EXERCISE DESCRIPTION:
Search the data below for the word "Automotive" and copy each line that holds it.

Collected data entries
--

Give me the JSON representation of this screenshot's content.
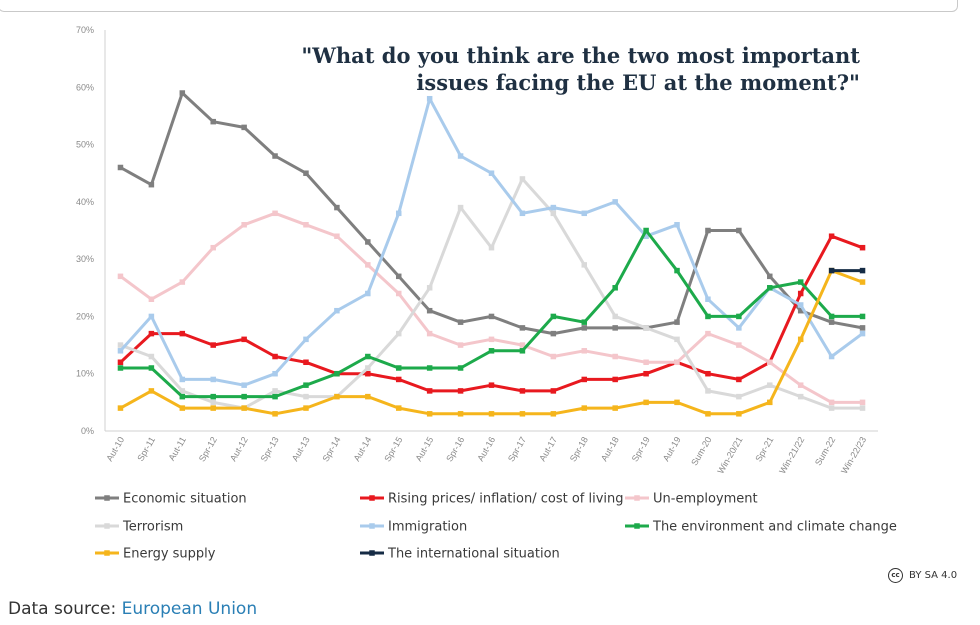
{
  "chart_data": {
    "type": "line",
    "title_lines": [
      "\"What do you think are the two most important",
      "issues facing the EU at the moment?\""
    ],
    "xlabel": "",
    "ylabel": "",
    "ylim": [
      0,
      70
    ],
    "y_ticks": [
      "0%",
      "10%",
      "20%",
      "30%",
      "40%",
      "50%",
      "60%",
      "70%"
    ],
    "categories": [
      "Aut-10",
      "Spr-11",
      "Aut-11",
      "Spr-12",
      "Aut-12",
      "Spr-13",
      "Aut-13",
      "Spr-14",
      "Aut-14",
      "Spr-15",
      "Aut-15",
      "Spr-16",
      "Aut-16",
      "Spr-17",
      "Aut-17",
      "Spr-18",
      "Aut-18",
      "Spr-19",
      "Aut-19",
      "Sum-20",
      "Win-20/21",
      "Spr-21",
      "Win-21/22",
      "Sum-22",
      "Win-22/23"
    ],
    "grid": false,
    "legend_position": "bottom",
    "series": [
      {
        "name": "Economic situation",
        "color": "#7f7f7f",
        "values": [
          46,
          43,
          59,
          54,
          53,
          48,
          45,
          39,
          33,
          27,
          21,
          19,
          20,
          18,
          17,
          18,
          18,
          18,
          19,
          35,
          35,
          27,
          21,
          19,
          18
        ]
      },
      {
        "name": "Rising prices/ inflation/ cost of living",
        "color": "#e8191f",
        "values": [
          12,
          17,
          17,
          15,
          16,
          13,
          12,
          10,
          10,
          9,
          7,
          7,
          8,
          7,
          7,
          9,
          9,
          10,
          12,
          10,
          9,
          12,
          24,
          34,
          32
        ]
      },
      {
        "name": "Un-employment",
        "color": "#f4c6cb",
        "values": [
          27,
          23,
          26,
          32,
          36,
          38,
          36,
          34,
          29,
          24,
          17,
          15,
          16,
          15,
          13,
          14,
          13,
          12,
          12,
          17,
          15,
          12,
          8,
          5,
          5
        ]
      },
      {
        "name": "Terrorism",
        "color": "#d9d9d9",
        "values": [
          15,
          13,
          7,
          5,
          4,
          7,
          6,
          6,
          11,
          17,
          25,
          39,
          32,
          44,
          38,
          29,
          20,
          18,
          16,
          7,
          6,
          8,
          6,
          4,
          4
        ]
      },
      {
        "name": "Immigration",
        "color": "#a9cbec",
        "values": [
          14,
          20,
          9,
          9,
          8,
          10,
          16,
          21,
          24,
          38,
          58,
          48,
          45,
          38,
          39,
          38,
          40,
          34,
          36,
          23,
          18,
          25,
          22,
          13,
          17
        ]
      },
      {
        "name": "The environment and climate change",
        "color": "#1daa4b",
        "values": [
          11,
          11,
          6,
          6,
          6,
          6,
          8,
          10,
          13,
          11,
          11,
          11,
          14,
          14,
          20,
          19,
          25,
          35,
          28,
          20,
          20,
          25,
          26,
          20,
          20
        ]
      },
      {
        "name": "Energy supply",
        "color": "#f5b51c",
        "values": [
          4,
          7,
          4,
          4,
          4,
          3,
          4,
          6,
          6,
          4,
          3,
          3,
          3,
          3,
          3,
          4,
          4,
          5,
          5,
          3,
          3,
          5,
          16,
          28,
          26
        ]
      },
      {
        "name": "The international situation",
        "color": "#152b45",
        "values": [
          null,
          null,
          null,
          null,
          null,
          null,
          null,
          null,
          null,
          null,
          null,
          null,
          null,
          null,
          null,
          null,
          null,
          null,
          null,
          null,
          null,
          null,
          null,
          28,
          28
        ]
      }
    ]
  },
  "footer": {
    "license_icon": "cc",
    "license_text": "BY SA 4.0",
    "source_label": "Data source: ",
    "source_link": "European Union"
  }
}
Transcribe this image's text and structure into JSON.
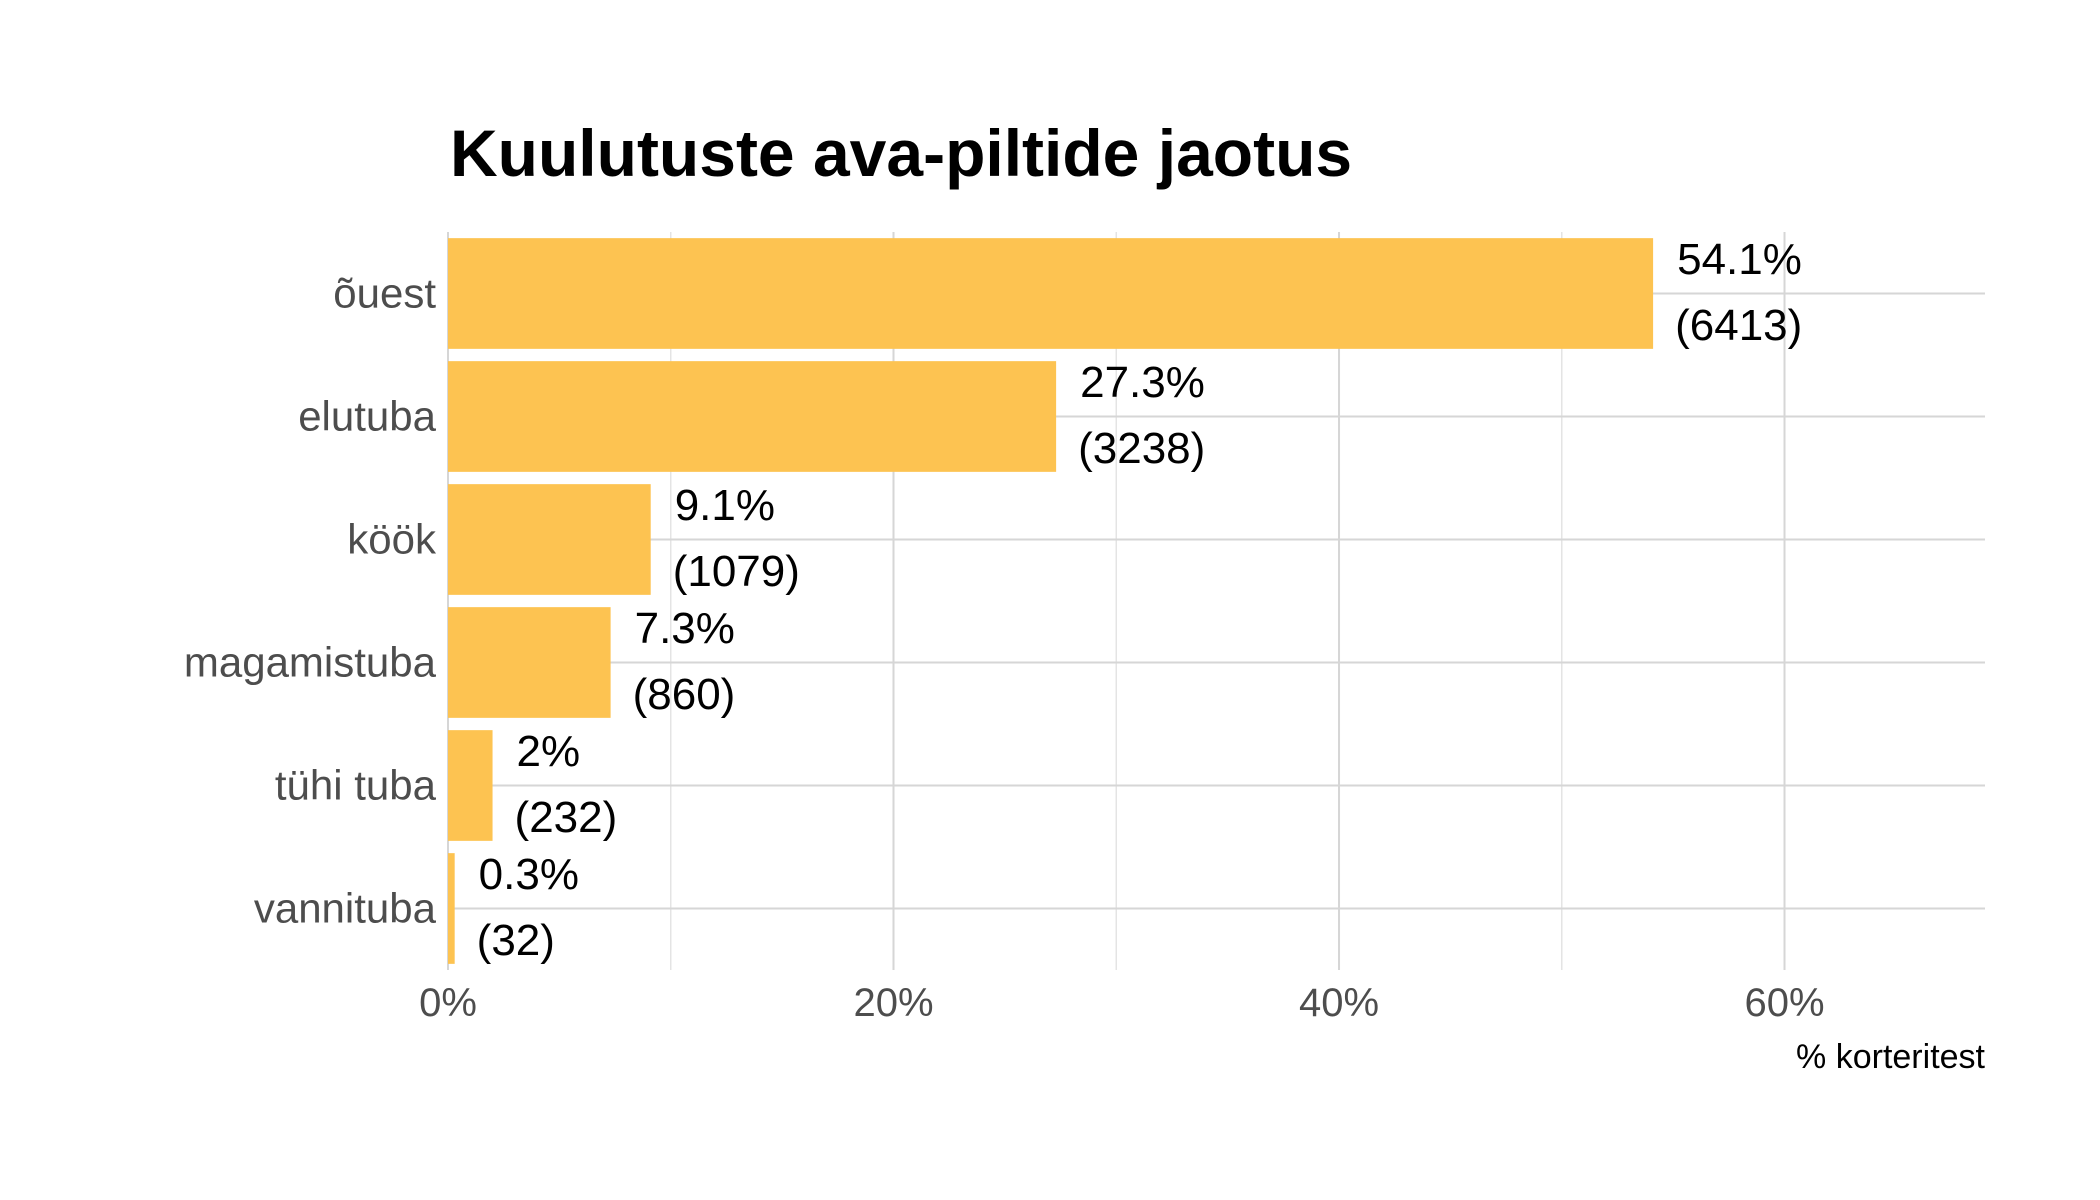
{
  "chart_data": {
    "type": "bar",
    "orientation": "horizontal",
    "title": "Kuulutuste ava-piltide jaotus",
    "xlabel": "% korteritest",
    "ylabel": "",
    "categories": [
      "õuest",
      "elutuba",
      "köök",
      "magamistuba",
      "tühi tuba",
      "vannituba"
    ],
    "values": [
      54.1,
      27.3,
      9.1,
      7.3,
      2,
      0.3
    ],
    "value_labels": [
      "54.1%",
      "27.3%",
      "9.1%",
      "7.3%",
      "2%",
      "0.3%"
    ],
    "counts": [
      "(6413)",
      "(3238)",
      "(1079)",
      "(860)",
      "(232)",
      "(32)"
    ],
    "xlim": [
      0,
      69
    ],
    "x_ticks": [
      0,
      20,
      40,
      60
    ],
    "x_tick_labels": [
      "0%",
      "20%",
      "40%",
      "60%"
    ],
    "x_minor_ticks": [
      10,
      30,
      50
    ],
    "grid": true,
    "legend": "none",
    "bar_color": "#FDC351"
  }
}
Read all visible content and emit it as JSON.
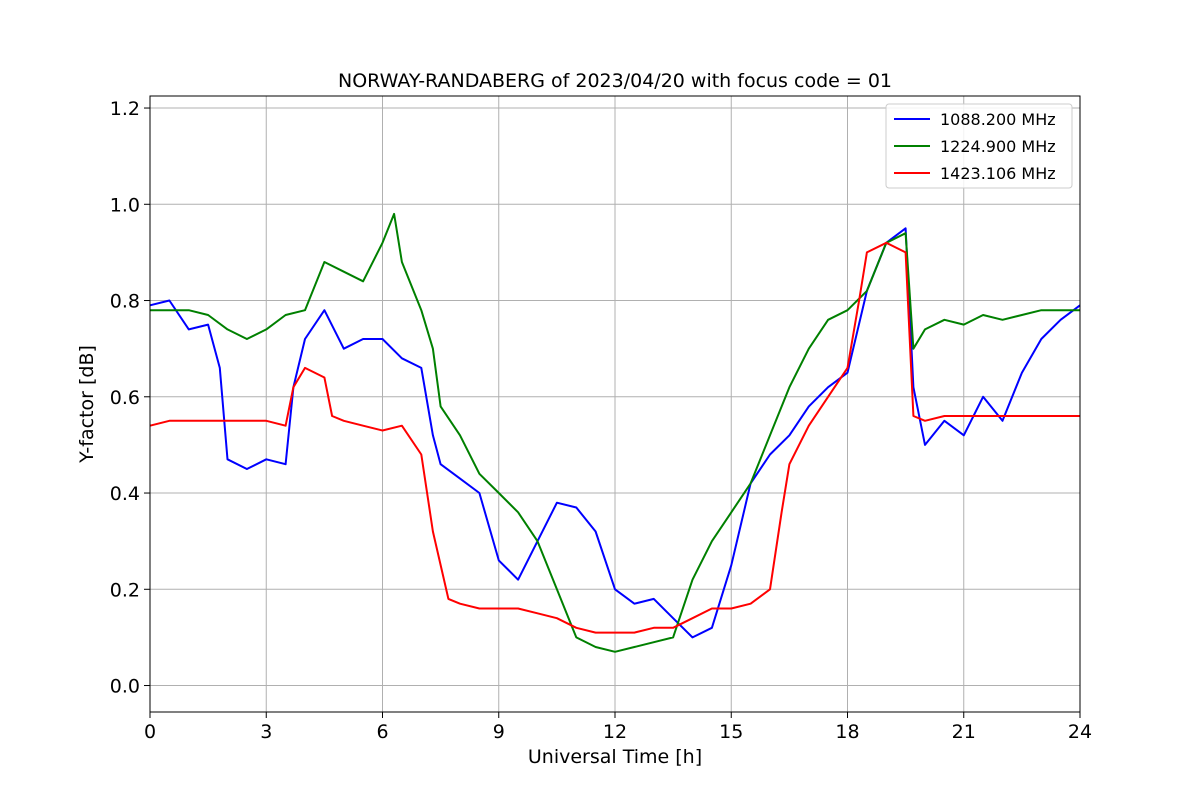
{
  "chart_data": {
    "type": "line",
    "title": "NORWAY-RANDABERG of 2023/04/20 with focus code = 01",
    "xlabel": "Universal Time [h]",
    "ylabel": "Y-factor [dB]",
    "xlim": [
      0,
      24
    ],
    "ylim": [
      -0.055,
      1.225
    ],
    "xticks": [
      "0",
      "3",
      "6",
      "9",
      "12",
      "15",
      "18",
      "21",
      "24"
    ],
    "yticks": [
      "0.0",
      "0.2",
      "0.4",
      "0.6",
      "0.8",
      "1.0",
      "1.2"
    ],
    "grid": true,
    "legend_position": "top-right",
    "series": [
      {
        "name": "1088.200 MHz",
        "color": "#0000ff",
        "x": [
          0,
          0.5,
          1.0,
          1.5,
          1.8,
          2.0,
          2.5,
          3.0,
          3.5,
          3.7,
          4.0,
          4.5,
          5.0,
          5.5,
          6.0,
          6.5,
          7.0,
          7.3,
          7.5,
          8.0,
          8.5,
          9.0,
          9.5,
          10.0,
          10.5,
          11.0,
          11.5,
          12.0,
          12.5,
          13.0,
          13.5,
          14.0,
          14.5,
          15.0,
          15.5,
          16.0,
          16.5,
          17.0,
          17.5,
          18.0,
          18.5,
          19.0,
          19.5,
          19.7,
          20.0,
          20.5,
          21.0,
          21.5,
          22.0,
          22.5,
          23.0,
          23.5,
          24.0
        ],
        "y": [
          0.79,
          0.8,
          0.74,
          0.75,
          0.66,
          0.47,
          0.45,
          0.47,
          0.46,
          0.62,
          0.72,
          0.78,
          0.7,
          0.72,
          0.72,
          0.68,
          0.66,
          0.52,
          0.46,
          0.43,
          0.4,
          0.26,
          0.22,
          0.3,
          0.38,
          0.37,
          0.32,
          0.2,
          0.17,
          0.18,
          0.14,
          0.1,
          0.12,
          0.25,
          0.42,
          0.48,
          0.52,
          0.58,
          0.62,
          0.65,
          0.82,
          0.92,
          0.95,
          0.62,
          0.5,
          0.55,
          0.52,
          0.6,
          0.55,
          0.65,
          0.72,
          0.76,
          0.79
        ]
      },
      {
        "name": "1224.900 MHz",
        "color": "#008000",
        "x": [
          0,
          0.5,
          1.0,
          1.5,
          2.0,
          2.5,
          3.0,
          3.5,
          4.0,
          4.5,
          5.0,
          5.5,
          6.0,
          6.3,
          6.5,
          7.0,
          7.3,
          7.5,
          8.0,
          8.5,
          9.0,
          9.5,
          10.0,
          10.5,
          11.0,
          11.5,
          12.0,
          12.5,
          13.0,
          13.5,
          14.0,
          14.5,
          15.0,
          15.5,
          16.0,
          16.5,
          17.0,
          17.5,
          18.0,
          18.5,
          19.0,
          19.5,
          19.7,
          20.0,
          20.5,
          21.0,
          21.5,
          22.0,
          22.5,
          23.0,
          23.5,
          24.0
        ],
        "y": [
          0.78,
          0.78,
          0.78,
          0.77,
          0.74,
          0.72,
          0.74,
          0.77,
          0.78,
          0.88,
          0.86,
          0.84,
          0.92,
          0.98,
          0.88,
          0.78,
          0.7,
          0.58,
          0.52,
          0.44,
          0.4,
          0.36,
          0.3,
          0.2,
          0.1,
          0.08,
          0.07,
          0.08,
          0.09,
          0.1,
          0.22,
          0.3,
          0.36,
          0.42,
          0.52,
          0.62,
          0.7,
          0.76,
          0.78,
          0.82,
          0.92,
          0.94,
          0.7,
          0.74,
          0.76,
          0.75,
          0.77,
          0.76,
          0.77,
          0.78,
          0.78,
          0.78
        ]
      },
      {
        "name": "1423.106 MHz",
        "color": "#ff0000",
        "x": [
          0,
          0.5,
          1.0,
          1.5,
          2.0,
          2.5,
          3.0,
          3.5,
          3.7,
          4.0,
          4.5,
          4.7,
          5.0,
          5.5,
          6.0,
          6.5,
          7.0,
          7.3,
          7.7,
          8.0,
          8.5,
          9.0,
          9.5,
          10.0,
          10.5,
          11.0,
          11.5,
          12.0,
          12.5,
          13.0,
          13.5,
          14.0,
          14.5,
          15.0,
          15.5,
          16.0,
          16.3,
          16.5,
          17.0,
          17.5,
          18.0,
          18.3,
          18.5,
          19.0,
          19.5,
          19.7,
          20.0,
          20.5,
          21.0,
          21.5,
          22.0,
          22.5,
          23.0,
          23.5,
          24.0
        ],
        "y": [
          0.54,
          0.55,
          0.55,
          0.55,
          0.55,
          0.55,
          0.55,
          0.54,
          0.62,
          0.66,
          0.64,
          0.56,
          0.55,
          0.54,
          0.53,
          0.54,
          0.48,
          0.32,
          0.18,
          0.17,
          0.16,
          0.16,
          0.16,
          0.15,
          0.14,
          0.12,
          0.11,
          0.11,
          0.11,
          0.12,
          0.12,
          0.14,
          0.16,
          0.16,
          0.17,
          0.2,
          0.36,
          0.46,
          0.54,
          0.6,
          0.66,
          0.8,
          0.9,
          0.92,
          0.9,
          0.56,
          0.55,
          0.56,
          0.56,
          0.56,
          0.56,
          0.56,
          0.56,
          0.56,
          0.56
        ]
      }
    ]
  }
}
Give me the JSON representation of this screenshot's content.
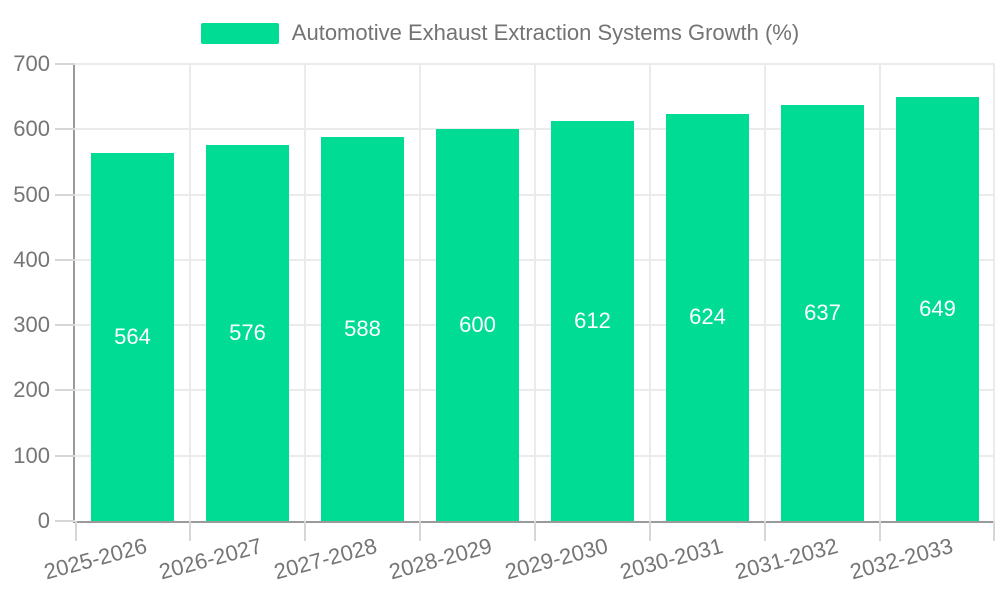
{
  "legend": {
    "label": "Automotive Exhaust Extraction Systems Growth (%)"
  },
  "colors": {
    "bar": "#00dc93",
    "bar_label": "#ffffff",
    "axis_line": "#9a9a9a",
    "grid_line": "#ebebeb",
    "tick_line": "#d6d6d6",
    "text": "#757575",
    "legend_text": "#737373",
    "background": "#ffffff"
  },
  "chart_data": {
    "type": "bar",
    "title": "Automotive Exhaust Extraction Systems Growth (%)",
    "series_name": "Automotive Exhaust Extraction Systems Growth (%)",
    "categories": [
      "2025-2026",
      "2026-2027",
      "2027-2028",
      "2028-2029",
      "2029-2030",
      "2030-2031",
      "2031-2032",
      "2032-2033"
    ],
    "values": [
      564,
      576,
      588,
      600,
      612,
      624,
      637,
      649
    ],
    "bar_labels": [
      "564",
      "576",
      "588",
      "600",
      "612",
      "624",
      "637",
      "649"
    ],
    "xlabel": "",
    "ylabel": "",
    "ylim": [
      0,
      700
    ],
    "yticks": [
      0,
      100,
      200,
      300,
      400,
      500,
      600,
      700
    ],
    "grid": true,
    "legend_position": "top-center",
    "bar_label_position": "inside-center",
    "xtick_rotation_deg": -15
  }
}
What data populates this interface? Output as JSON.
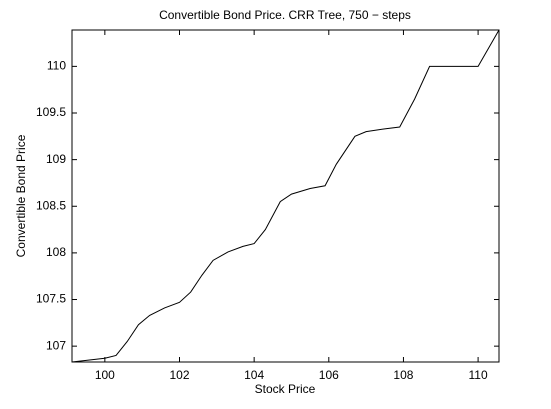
{
  "chart_data": {
    "type": "line",
    "title": "Convertible Bond Price. CRR Tree, 750 − steps",
    "x_label": "Stock Price",
    "y_label": "Convertible Bond Price",
    "xlim": [
      99.12,
      110.56
    ],
    "ylim": [
      106.83,
      110.39
    ],
    "xticks": [
      100,
      102,
      104,
      106,
      108,
      110
    ],
    "yticks": [
      107,
      107.5,
      108,
      108.5,
      109,
      109.5,
      110
    ],
    "grid": false,
    "series": [
      {
        "color": "#000000",
        "x": [
          99.12,
          100,
          100.3,
          100.6,
          100.9,
          101.2,
          101.6,
          102.0,
          102.3,
          102.6,
          102.9,
          103.3,
          103.7,
          104.0,
          104.3,
          104.7,
          105.0,
          105.5,
          105.9,
          106.2,
          106.7,
          107.0,
          107.5,
          107.9,
          108.3,
          108.7,
          109.0,
          110.0,
          110.56
        ],
        "values": [
          106.83,
          106.87,
          106.9,
          107.05,
          107.23,
          107.33,
          107.41,
          107.47,
          107.58,
          107.76,
          107.92,
          108.01,
          108.07,
          108.1,
          108.25,
          108.55,
          108.63,
          108.69,
          108.72,
          108.95,
          109.25,
          109.3,
          109.33,
          109.35,
          109.65,
          110.0,
          110.0,
          110.0,
          110.39
        ]
      }
    ]
  }
}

--

RESPONSE FOR THIS EXERCISE:
    "label": "Automotive Exhaust Extraction Systems Growth (%)"
    "title": "Automotive Exhaust Extraction Systems Growth (%)",
    "series_name": "Automotive Exhaust Extraction Systems Growth (%)",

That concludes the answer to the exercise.